Records from a data collection
::::::
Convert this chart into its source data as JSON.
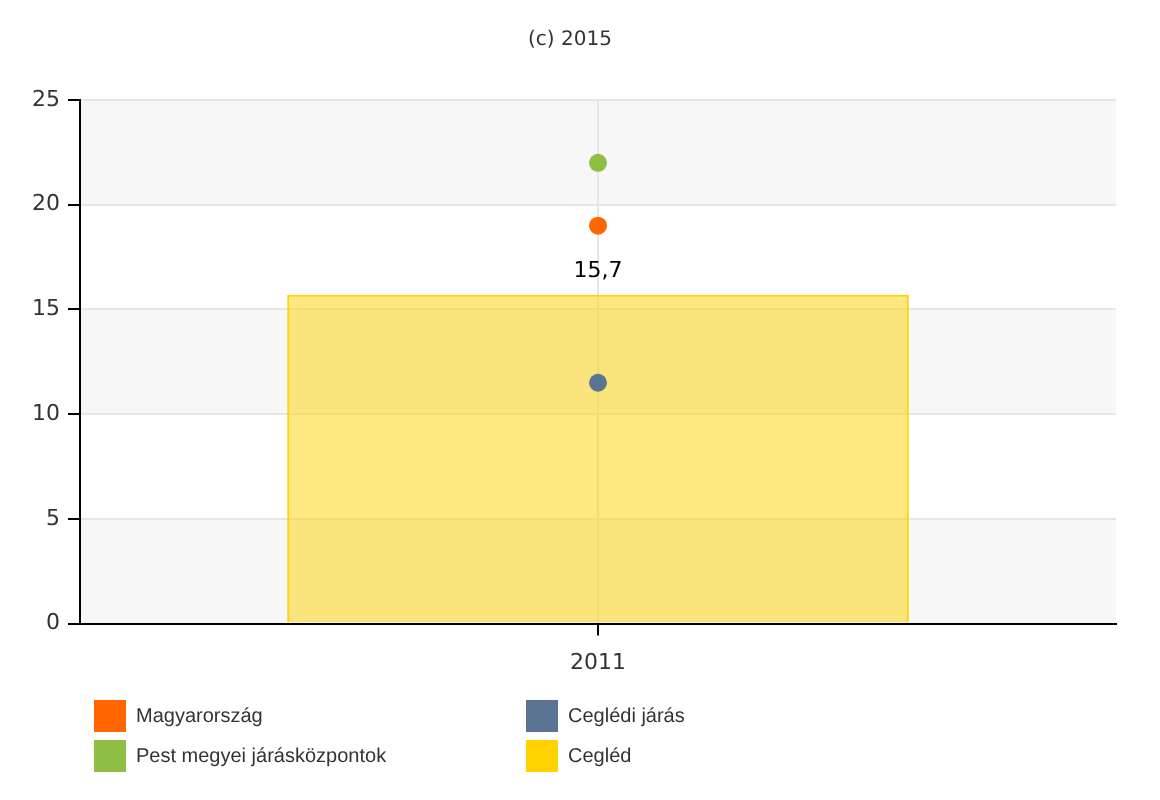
{
  "chart_data": {
    "type": "bar",
    "title": "(c) 2015",
    "categories": [
      "2011"
    ],
    "series": [
      {
        "name": "Magyarország",
        "type": "scatter",
        "color": "#ff6600",
        "values": [
          19
        ]
      },
      {
        "name": "Ceglédi járás",
        "type": "scatter",
        "color": "#5b7494",
        "values": [
          11.5
        ]
      },
      {
        "name": "Pest megyei járásközpontok",
        "type": "scatter",
        "color": "#8fbe45",
        "values": [
          22
        ]
      },
      {
        "name": "Cegléd",
        "color": "#ffd200",
        "values": [
          15.7
        ],
        "value_labels": [
          "15,7"
        ]
      }
    ],
    "ylim": [
      0,
      25
    ],
    "yticks": [
      0,
      5,
      10,
      15,
      20,
      25
    ],
    "grid": true,
    "legend": "bottom",
    "marker": "circle"
  }
}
::::::
PROBLEM DESCRIPTION
Transcribe every line from the records above without alteration, and leave out the images.

SOLUTION TO THIS EXERCISE
Convert this chart into its source data as JSON.
{
  "chart_data": {
    "type": "bar",
    "title": "(c) 2015",
    "categories": [
      "2011"
    ],
    "series": [
      {
        "name": "Magyarország",
        "type": "scatter",
        "color": "#ff6600",
        "values": [
          19
        ]
      },
      {
        "name": "Ceglédi járás",
        "type": "scatter",
        "color": "#5b7494",
        "values": [
          11.5
        ]
      },
      {
        "name": "Pest megyei járásközpontok",
        "type": "scatter",
        "color": "#8fbe45",
        "values": [
          22
        ]
      },
      {
        "name": "Cegléd",
        "color": "#ffd200",
        "values": [
          15.7
        ],
        "value_labels": [
          "15,7"
        ]
      }
    ],
    "ylim": [
      0,
      25
    ],
    "yticks": [
      0,
      5,
      10,
      15,
      20,
      25
    ],
    "grid": true,
    "legend": "bottom",
    "marker": "circle"
  }
}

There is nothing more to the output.